━━ Records supplied

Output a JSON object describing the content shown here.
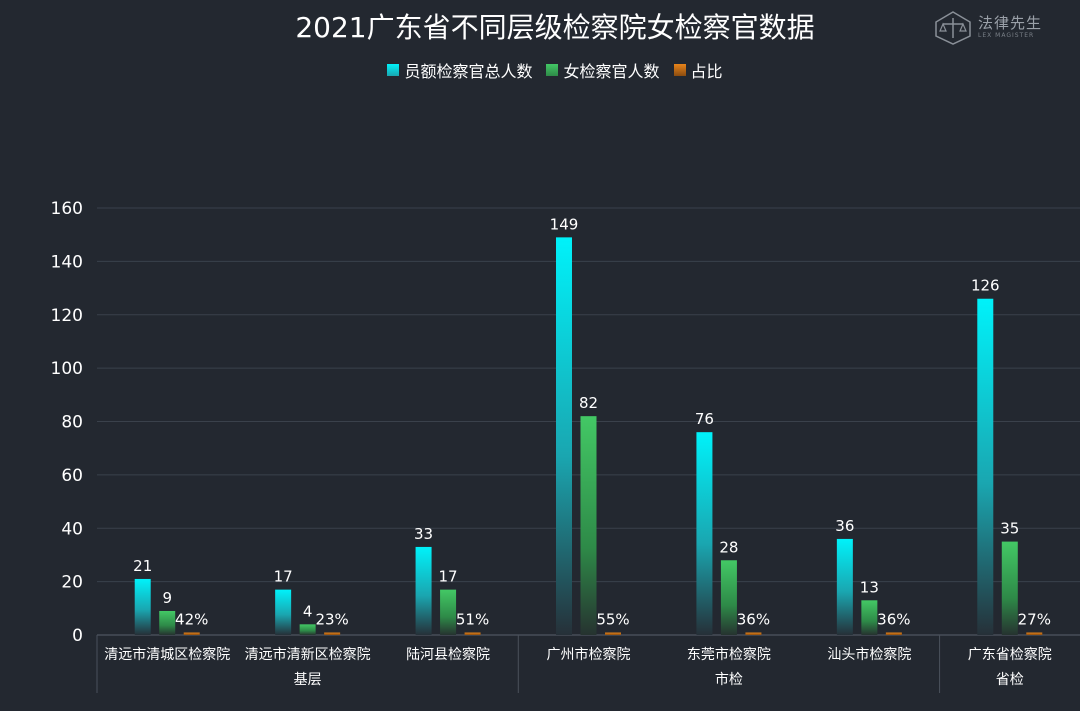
{
  "header": {
    "title": "2021广东省不同层级检察院女检察官数据"
  },
  "logo": {
    "name": "法律先生",
    "subtitle": "LEX MAGISTER",
    "icon": "scales-logo-icon"
  },
  "chart_data": {
    "type": "bar",
    "title": "2021广东省不同层级检察院女检察官数据",
    "xlabel": "",
    "ylabel": "",
    "ylim": [
      0,
      160
    ],
    "yticks": [
      0,
      20,
      40,
      60,
      80,
      100,
      120,
      140,
      160
    ],
    "grid": true,
    "legend_position": "top-center",
    "categories": [
      "清远市清城区检察院",
      "清远市清新区检察院",
      "陆河县检察院",
      "广州市检察院",
      "东莞市检察院",
      "汕头市检察院",
      "广东省检察院"
    ],
    "groups": [
      {
        "label": "基层",
        "categories": [
          "清远市清城区检察院",
          "清远市清新区检察院",
          "陆河县检察院"
        ]
      },
      {
        "label": "市检",
        "categories": [
          "广州市检察院",
          "东莞市检察院",
          "汕头市检察院"
        ]
      },
      {
        "label": "省检",
        "categories": [
          "广东省检察院"
        ]
      }
    ],
    "series": [
      {
        "name": "员额检察官总人数",
        "values": [
          21,
          17,
          33,
          149,
          76,
          36,
          126
        ],
        "labels": [
          "21",
          "17",
          "33",
          "149",
          "76",
          "36",
          "126"
        ],
        "color": "#00e5f0"
      },
      {
        "name": "女检察官人数",
        "values": [
          9,
          4,
          17,
          82,
          28,
          13,
          35
        ],
        "labels": [
          "9",
          "4",
          "17",
          "82",
          "28",
          "13",
          "35"
        ],
        "color": "#3dbb5c"
      },
      {
        "name": "占比",
        "values": [
          0.42,
          0.23,
          0.51,
          0.55,
          0.36,
          0.36,
          0.27
        ],
        "labels": [
          "42%",
          "23%",
          "51%",
          "55%",
          "36%",
          "36%",
          "27%"
        ],
        "color": "#e07b10"
      }
    ]
  }
}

━━━━

[Exercise instructions]:
Give the data again exactly as written, with all pictures left out.

[Result for this exercise]:
Output a JSON object describing the content shown here.
{
  "header": {
    "title": "2021广东省不同层级检察院女检察官数据"
  },
  "logo": {
    "name": "法律先生",
    "subtitle": "LEX MAGISTER",
    "icon": "scales-logo-icon"
  },
  "chart_data": {
    "type": "bar",
    "title": "2021广东省不同层级检察院女检察官数据",
    "xlabel": "",
    "ylabel": "",
    "ylim": [
      0,
      160
    ],
    "yticks": [
      0,
      20,
      40,
      60,
      80,
      100,
      120,
      140,
      160
    ],
    "grid": true,
    "legend_position": "top-center",
    "categories": [
      "清远市清城区检察院",
      "清远市清新区检察院",
      "陆河县检察院",
      "广州市检察院",
      "东莞市检察院",
      "汕头市检察院",
      "广东省检察院"
    ],
    "groups": [
      {
        "label": "基层",
        "categories": [
          "清远市清城区检察院",
          "清远市清新区检察院",
          "陆河县检察院"
        ]
      },
      {
        "label": "市检",
        "categories": [
          "广州市检察院",
          "东莞市检察院",
          "汕头市检察院"
        ]
      },
      {
        "label": "省检",
        "categories": [
          "广东省检察院"
        ]
      }
    ],
    "series": [
      {
        "name": "员额检察官总人数",
        "values": [
          21,
          17,
          33,
          149,
          76,
          36,
          126
        ],
        "labels": [
          "21",
          "17",
          "33",
          "149",
          "76",
          "36",
          "126"
        ],
        "color": "#00e5f0"
      },
      {
        "name": "女检察官人数",
        "values": [
          9,
          4,
          17,
          82,
          28,
          13,
          35
        ],
        "labels": [
          "9",
          "4",
          "17",
          "82",
          "28",
          "13",
          "35"
        ],
        "color": "#3dbb5c"
      },
      {
        "name": "占比",
        "values": [
          0.42,
          0.23,
          0.51,
          0.55,
          0.36,
          0.36,
          0.27
        ],
        "labels": [
          "42%",
          "23%",
          "51%",
          "55%",
          "36%",
          "36%",
          "27%"
        ],
        "color": "#e07b10"
      }
    ]
  }
}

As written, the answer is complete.